**WHAT IS BEING ASKED**
Gather the lines that hold the string "shape".

____ MATERIAL FOR THIS EXERCISE

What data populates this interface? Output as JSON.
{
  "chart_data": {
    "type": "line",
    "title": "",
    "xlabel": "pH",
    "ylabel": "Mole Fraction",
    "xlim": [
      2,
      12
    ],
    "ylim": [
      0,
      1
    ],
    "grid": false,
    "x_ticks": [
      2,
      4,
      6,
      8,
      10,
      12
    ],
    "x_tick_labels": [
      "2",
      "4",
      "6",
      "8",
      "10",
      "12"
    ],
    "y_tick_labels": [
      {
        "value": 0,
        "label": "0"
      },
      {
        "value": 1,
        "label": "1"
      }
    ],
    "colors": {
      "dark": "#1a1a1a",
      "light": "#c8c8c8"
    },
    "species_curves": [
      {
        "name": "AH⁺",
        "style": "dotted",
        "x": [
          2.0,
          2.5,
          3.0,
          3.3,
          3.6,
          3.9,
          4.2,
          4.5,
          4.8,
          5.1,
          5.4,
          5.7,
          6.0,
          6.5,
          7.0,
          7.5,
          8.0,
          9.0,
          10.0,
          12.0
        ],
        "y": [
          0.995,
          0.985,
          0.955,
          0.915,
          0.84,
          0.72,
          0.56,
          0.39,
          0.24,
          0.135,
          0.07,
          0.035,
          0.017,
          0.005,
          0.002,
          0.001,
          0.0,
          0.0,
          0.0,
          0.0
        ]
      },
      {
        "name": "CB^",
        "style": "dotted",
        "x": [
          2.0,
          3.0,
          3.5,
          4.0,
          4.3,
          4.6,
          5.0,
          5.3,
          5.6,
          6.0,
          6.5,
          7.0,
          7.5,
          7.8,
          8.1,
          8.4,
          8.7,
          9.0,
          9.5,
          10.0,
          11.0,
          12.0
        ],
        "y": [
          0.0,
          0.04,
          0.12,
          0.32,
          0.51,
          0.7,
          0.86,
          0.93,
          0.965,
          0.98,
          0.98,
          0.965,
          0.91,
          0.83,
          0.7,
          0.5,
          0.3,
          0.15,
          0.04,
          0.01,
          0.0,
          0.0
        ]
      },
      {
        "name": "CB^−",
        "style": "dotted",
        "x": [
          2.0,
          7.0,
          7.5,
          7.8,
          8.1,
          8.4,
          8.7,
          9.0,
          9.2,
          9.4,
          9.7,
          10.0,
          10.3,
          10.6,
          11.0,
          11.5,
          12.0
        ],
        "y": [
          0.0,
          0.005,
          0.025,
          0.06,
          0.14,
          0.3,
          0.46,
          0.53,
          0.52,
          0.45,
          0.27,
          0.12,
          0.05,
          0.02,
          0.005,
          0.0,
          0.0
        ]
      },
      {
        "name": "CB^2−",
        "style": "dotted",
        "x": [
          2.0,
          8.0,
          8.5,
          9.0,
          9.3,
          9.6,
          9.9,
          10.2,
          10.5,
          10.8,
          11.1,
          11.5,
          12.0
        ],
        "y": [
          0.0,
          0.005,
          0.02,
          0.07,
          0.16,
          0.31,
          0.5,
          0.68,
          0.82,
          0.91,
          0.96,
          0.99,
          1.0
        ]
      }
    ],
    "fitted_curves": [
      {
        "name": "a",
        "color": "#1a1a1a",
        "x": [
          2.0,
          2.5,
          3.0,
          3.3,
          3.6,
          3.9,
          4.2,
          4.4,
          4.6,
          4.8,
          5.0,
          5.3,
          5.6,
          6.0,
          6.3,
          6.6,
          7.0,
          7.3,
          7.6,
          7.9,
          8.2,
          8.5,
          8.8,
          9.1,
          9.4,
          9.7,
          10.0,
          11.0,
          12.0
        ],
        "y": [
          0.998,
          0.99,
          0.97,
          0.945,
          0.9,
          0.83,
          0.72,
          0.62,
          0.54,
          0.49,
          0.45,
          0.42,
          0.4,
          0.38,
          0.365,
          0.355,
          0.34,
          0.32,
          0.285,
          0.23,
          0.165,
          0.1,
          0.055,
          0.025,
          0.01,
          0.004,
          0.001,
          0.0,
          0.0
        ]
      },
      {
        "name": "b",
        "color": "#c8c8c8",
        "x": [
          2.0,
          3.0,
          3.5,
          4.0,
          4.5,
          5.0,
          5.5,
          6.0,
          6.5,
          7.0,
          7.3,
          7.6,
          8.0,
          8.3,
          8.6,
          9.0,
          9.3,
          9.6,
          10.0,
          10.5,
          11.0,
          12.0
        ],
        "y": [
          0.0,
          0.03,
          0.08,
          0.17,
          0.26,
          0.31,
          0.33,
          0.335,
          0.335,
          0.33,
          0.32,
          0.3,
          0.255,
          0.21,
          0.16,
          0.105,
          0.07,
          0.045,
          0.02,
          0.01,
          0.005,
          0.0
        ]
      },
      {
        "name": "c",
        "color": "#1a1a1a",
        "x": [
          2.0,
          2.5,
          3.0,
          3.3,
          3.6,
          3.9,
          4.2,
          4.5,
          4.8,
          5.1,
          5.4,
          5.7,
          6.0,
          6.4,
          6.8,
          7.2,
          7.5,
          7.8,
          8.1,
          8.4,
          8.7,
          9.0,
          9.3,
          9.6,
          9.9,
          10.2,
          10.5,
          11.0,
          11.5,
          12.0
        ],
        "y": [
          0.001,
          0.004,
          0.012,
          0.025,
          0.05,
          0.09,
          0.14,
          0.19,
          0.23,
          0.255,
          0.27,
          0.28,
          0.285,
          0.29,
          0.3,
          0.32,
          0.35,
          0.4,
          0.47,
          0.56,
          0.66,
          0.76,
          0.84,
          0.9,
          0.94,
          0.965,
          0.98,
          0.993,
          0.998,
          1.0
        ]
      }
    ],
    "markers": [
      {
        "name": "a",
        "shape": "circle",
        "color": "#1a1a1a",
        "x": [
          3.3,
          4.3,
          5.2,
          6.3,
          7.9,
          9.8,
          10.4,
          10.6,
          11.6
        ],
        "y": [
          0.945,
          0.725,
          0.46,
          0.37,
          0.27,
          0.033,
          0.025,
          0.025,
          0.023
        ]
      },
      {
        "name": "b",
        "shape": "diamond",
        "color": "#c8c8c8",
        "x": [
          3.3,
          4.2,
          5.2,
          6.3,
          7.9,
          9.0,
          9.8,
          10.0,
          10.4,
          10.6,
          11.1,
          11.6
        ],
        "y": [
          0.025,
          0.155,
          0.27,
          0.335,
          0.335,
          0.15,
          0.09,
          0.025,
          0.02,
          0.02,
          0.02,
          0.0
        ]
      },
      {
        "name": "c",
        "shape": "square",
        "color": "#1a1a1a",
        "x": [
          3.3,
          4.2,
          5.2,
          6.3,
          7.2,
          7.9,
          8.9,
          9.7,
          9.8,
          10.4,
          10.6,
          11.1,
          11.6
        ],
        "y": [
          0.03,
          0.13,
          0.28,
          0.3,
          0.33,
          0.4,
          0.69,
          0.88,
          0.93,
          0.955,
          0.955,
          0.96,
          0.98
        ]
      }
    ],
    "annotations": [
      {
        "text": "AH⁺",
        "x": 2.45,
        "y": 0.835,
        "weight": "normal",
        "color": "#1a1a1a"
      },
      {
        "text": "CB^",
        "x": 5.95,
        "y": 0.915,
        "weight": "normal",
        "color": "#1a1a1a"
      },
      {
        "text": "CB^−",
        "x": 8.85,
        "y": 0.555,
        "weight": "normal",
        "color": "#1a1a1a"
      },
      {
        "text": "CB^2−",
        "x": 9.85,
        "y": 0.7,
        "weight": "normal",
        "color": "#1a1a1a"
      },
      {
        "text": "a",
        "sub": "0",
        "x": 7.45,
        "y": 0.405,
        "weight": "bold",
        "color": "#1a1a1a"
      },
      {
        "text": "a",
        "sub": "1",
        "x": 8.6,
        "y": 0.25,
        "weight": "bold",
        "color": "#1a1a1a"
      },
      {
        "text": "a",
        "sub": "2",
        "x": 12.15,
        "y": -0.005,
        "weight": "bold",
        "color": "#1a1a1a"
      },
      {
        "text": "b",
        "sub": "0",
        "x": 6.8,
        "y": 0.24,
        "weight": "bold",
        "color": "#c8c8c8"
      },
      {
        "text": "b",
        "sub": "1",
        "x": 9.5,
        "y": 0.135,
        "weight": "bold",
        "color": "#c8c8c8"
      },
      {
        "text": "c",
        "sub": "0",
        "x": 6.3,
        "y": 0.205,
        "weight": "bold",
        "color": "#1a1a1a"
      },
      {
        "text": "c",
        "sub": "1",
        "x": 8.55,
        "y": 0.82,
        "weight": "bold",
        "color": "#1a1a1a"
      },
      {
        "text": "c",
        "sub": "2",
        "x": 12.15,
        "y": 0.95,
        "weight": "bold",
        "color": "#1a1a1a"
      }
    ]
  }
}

________

**SOLVED PROBLEM**
        "shape": "circle",
        "shape": "diamond",
        "shape": "square",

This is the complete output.